Material to process —
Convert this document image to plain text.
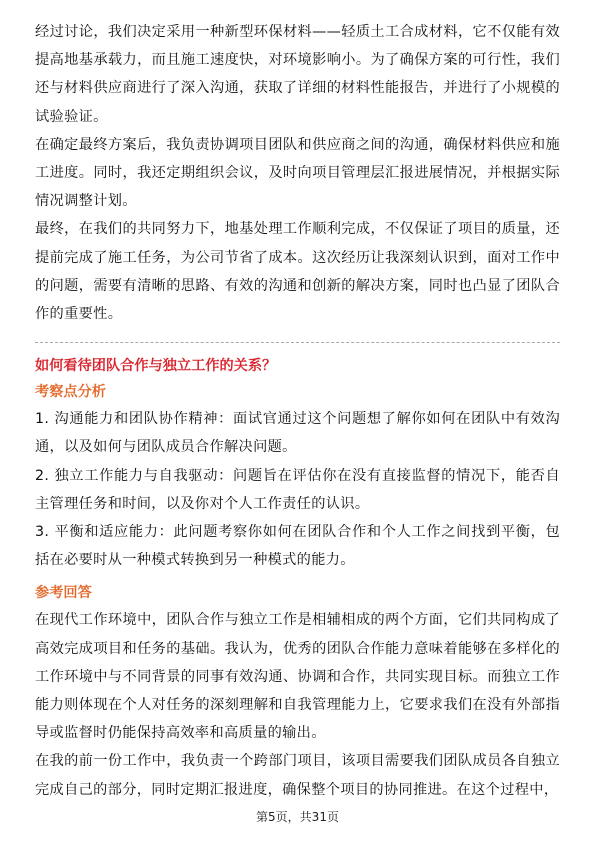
经过讨论，我们决定采用一种新型环保材料——轻质土工合成材料，它不仅能有效提高地基承载力，而且施工速度快，对环境影响小。为了确保方案的可行性，我们还与材料供应商进行了深入沟通，获取了详细的材料性能报告，并进行了小规模的试验验证。

在确定最终方案后，我负责协调项目团队和供应商之间的沟通，确保材料供应和施工进度。同时，我还定期组织会议，及时向项目管理层汇报进展情况，并根据实际情况调整计划。

最终，在我们的共同努力下，地基处理工作顺利完成，不仅保证了项目的质量，还提前完成了施工任务，为公司节省了成本。这次经历让我深刻认识到，面对工作中的问题，需要有清晰的思路、有效的沟通和创新的解决方案，同时也凸显了团队合作的重要性。

如何看待团队合作与独立工作的关系？

考察点分析

1. 沟通能力和团队协作精神：面试官通过这个问题想了解你如何在团队中有效沟通，以及如何与团队成员合作解决问题。

2. 独立工作能力与自我驱动：问题旨在评估你在没有直接监督的情况下，能否自主管理任务和时间，以及你对个人工作责任的认识。

3. 平衡和适应能力：此问题考察你如何在团队合作和个人工作之间找到平衡，包括在必要时从一种模式转换到另一种模式的能力。

参考回答

在现代工作环境中，团队合作与独立工作是相辅相成的两个方面，它们共同构成了高效完成项目和任务的基础。我认为，优秀的团队合作能力意味着能够在多样化的工作环境中与不同背景的同事有效沟通、协调和合作，共同实现目标。而独立工作能力则体现在个人对任务的深刻理解和自我管理能力上，它要求我们在没有外部指导或监督时仍能保持高效率和高质量的输出。

在我的前一份工作中，我负责一个跨部门项目，该项目需要我们团队成员各自独立完成自己的部分，同时定期汇报进度，确保整个项目的协同推进。在这个过程中，

第5页，共31页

Problem statement — Write out all the entries exactly, except for the pictures.

Correct response —
Convert this document image to plain text.
经过讨论，我们决定采用一种新型环保材料——轻质土工合成材料，它不仅能有效提高地基承载力，而且施工速度快，对环境影响小。为了确保方案的可行性，我们还与材料供应商进行了深入沟通，获取了详细的材料性能报告，并进行了小规模的试验验证。

在确定最终方案后，我负责协调项目团队和供应商之间的沟通，确保材料供应和施工进度。同时，我还定期组织会议，及时向项目管理层汇报进展情况，并根据实际情况调整计划。

最终，在我们的共同努力下，地基处理工作顺利完成，不仅保证了项目的质量，还提前完成了施工任务，为公司节省了成本。这次经历让我深刻认识到，面对工作中的问题，需要有清晰的思路、有效的沟通和创新的解决方案，同时也凸显了团队合作的重要性。

如何看待团队合作与独立工作的关系？

考察点分析

1. 沟通能力和团队协作精神：面试官通过这个问题想了解你如何在团队中有效沟通，以及如何与团队成员合作解决问题。

2. 独立工作能力与自我驱动：问题旨在评估你在没有直接监督的情况下，能否自主管理任务和时间，以及你对个人工作责任的认识。

3. 平衡和适应能力：此问题考察你如何在团队合作和个人工作之间找到平衡，包括在必要时从一种模式转换到另一种模式的能力。

参考回答

在现代工作环境中，团队合作与独立工作是相辅相成的两个方面，它们共同构成了高效完成项目和任务的基础。我认为，优秀的团队合作能力意味着能够在多样化的工作环境中与不同背景的同事有效沟通、协调和合作，共同实现目标。而独立工作能力则体现在个人对任务的深刻理解和自我管理能力上，它要求我们在没有外部指导或监督时仍能保持高效率和高质量的输出。

在我的前一份工作中，我负责一个跨部门项目，该项目需要我们团队成员各自独立完成自己的部分，同时定期汇报进度，确保整个项目的协同推进。在这个过程中，

第5页，共31页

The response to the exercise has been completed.